§ Prompt
Show all lines of the listing that hold the word "View".
[Begin Extracted material]
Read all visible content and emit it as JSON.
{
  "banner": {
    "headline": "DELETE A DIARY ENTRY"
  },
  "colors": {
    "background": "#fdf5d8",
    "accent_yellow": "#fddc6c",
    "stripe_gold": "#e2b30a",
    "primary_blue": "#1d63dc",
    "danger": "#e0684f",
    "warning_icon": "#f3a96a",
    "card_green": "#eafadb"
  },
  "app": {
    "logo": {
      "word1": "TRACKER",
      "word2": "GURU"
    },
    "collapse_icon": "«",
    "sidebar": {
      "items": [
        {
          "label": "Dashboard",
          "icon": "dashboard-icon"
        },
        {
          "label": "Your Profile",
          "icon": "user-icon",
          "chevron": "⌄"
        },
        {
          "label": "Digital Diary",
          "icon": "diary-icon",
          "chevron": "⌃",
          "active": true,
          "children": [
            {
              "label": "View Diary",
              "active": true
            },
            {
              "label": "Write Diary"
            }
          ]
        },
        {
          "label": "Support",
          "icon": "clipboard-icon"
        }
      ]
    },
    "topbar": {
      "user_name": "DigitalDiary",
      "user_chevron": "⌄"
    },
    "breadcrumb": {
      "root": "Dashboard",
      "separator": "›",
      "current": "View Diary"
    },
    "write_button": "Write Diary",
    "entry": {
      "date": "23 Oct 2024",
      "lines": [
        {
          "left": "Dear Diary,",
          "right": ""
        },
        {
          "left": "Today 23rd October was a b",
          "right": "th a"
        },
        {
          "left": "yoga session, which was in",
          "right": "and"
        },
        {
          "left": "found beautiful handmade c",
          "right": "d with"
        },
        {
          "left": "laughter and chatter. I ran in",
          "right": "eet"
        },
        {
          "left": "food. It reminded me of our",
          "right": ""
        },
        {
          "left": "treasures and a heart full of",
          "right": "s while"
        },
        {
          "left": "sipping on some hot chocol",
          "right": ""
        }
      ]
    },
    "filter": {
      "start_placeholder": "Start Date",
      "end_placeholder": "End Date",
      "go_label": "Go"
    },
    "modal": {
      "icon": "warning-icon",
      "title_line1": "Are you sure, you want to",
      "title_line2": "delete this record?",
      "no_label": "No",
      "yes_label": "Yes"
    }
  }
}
[End Extracted material]
§ Task answer
              "label": "View Diary",
      "current": "View Diary"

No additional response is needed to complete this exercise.